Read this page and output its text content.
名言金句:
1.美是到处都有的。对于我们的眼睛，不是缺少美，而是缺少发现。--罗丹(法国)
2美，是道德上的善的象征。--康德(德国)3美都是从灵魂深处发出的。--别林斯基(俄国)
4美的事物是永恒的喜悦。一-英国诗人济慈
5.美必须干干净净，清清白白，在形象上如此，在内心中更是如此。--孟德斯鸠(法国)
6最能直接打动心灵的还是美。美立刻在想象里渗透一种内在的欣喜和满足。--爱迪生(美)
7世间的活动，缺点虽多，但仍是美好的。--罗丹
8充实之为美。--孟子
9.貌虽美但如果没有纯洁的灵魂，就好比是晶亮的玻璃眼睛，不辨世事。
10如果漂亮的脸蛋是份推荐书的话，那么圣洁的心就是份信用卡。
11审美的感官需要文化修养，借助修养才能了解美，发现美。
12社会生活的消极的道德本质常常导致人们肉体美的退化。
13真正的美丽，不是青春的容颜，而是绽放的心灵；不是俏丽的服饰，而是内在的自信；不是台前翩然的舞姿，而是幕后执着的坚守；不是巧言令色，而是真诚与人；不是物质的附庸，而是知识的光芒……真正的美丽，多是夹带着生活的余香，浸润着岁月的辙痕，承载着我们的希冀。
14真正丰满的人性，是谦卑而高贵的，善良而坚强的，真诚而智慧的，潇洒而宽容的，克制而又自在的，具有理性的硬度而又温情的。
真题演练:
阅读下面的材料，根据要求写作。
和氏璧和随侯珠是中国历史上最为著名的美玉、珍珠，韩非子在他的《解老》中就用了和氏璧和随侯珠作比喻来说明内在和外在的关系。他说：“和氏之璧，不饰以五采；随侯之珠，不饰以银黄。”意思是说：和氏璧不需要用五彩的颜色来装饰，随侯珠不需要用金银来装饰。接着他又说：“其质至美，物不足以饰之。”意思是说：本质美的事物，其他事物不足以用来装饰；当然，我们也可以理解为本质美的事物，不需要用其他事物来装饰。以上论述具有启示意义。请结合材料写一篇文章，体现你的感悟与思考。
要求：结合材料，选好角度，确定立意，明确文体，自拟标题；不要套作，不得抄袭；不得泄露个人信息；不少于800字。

- _Stated exercise_:
Repeat all the entries exactly as given.

- _Expected answer_:
Read this page and output its text content.
名言金句:
1.美是到处都有的。对于我们的眼睛，不是缺少美，而是缺少发现。--罗丹(法国)
2美，是道德上的善的象征。--康德(德国)3美都是从灵魂深处发出的。--别林斯基(俄国)
4美的事物是永恒的喜悦。一-英国诗人济慈
5.美必须干干净净，清清白白，在形象上如此，在内心中更是如此。--孟德斯鸠(法国)
6最能直接打动心灵的还是美。美立刻在想象里渗透一种内在的欣喜和满足。--爱迪生(美)
7世间的活动，缺点虽多，但仍是美好的。--罗丹
8充实之为美。--孟子
9.貌虽美但如果没有纯洁的灵魂，就好比是晶亮的玻璃眼睛，不辨世事。
10如果漂亮的脸蛋是份推荐书的话，那么圣洁的心就是份信用卡。
11审美的感官需要文化修养，借助修养才能了解美，发现美。
12社会生活的消极的道德本质常常导致人们肉体美的退化。
13真正的美丽，不是青春的容颜，而是绽放的心灵；不是俏丽的服饰，而是内在的自信；不是台前翩然的舞姿，而是幕后执着的坚守；不是巧言令色，而是真诚与人；不是物质的附庸，而是知识的光芒……真正的美丽，多是夹带着生活的余香，浸润着岁月的辙痕，承载着我们的希冀。
14真正丰满的人性，是谦卑而高贵的，善良而坚强的，真诚而智慧的，潇洒而宽容的，克制而又自在的，具有理性的硬度而又温情的。
真题演练:
阅读下面的材料，根据要求写作。
和氏璧和随侯珠是中国历史上最为著名的美玉、珍珠，韩非子在他的《解老》中就用了和氏璧和随侯珠作比喻来说明内在和外在的关系。他说：“和氏之璧，不饰以五采；随侯之珠，不饰以银黄。”意思是说：和氏璧不需要用五彩的颜色来装饰，随侯珠不需要用金银来装饰。接着他又说：“其质至美，物不足以饰之。”意思是说：本质美的事物，其他事物不足以用来装饰；当然，我们也可以理解为本质美的事物，不需要用其他事物来装饰。以上论述具有启示意义。请结合材料写一篇文章，体现你的感悟与思考。
要求：结合材料，选好角度，确定立意，明确文体，自拟标题；不要套作，不得抄袭；不得泄露个人信息；不少于800字。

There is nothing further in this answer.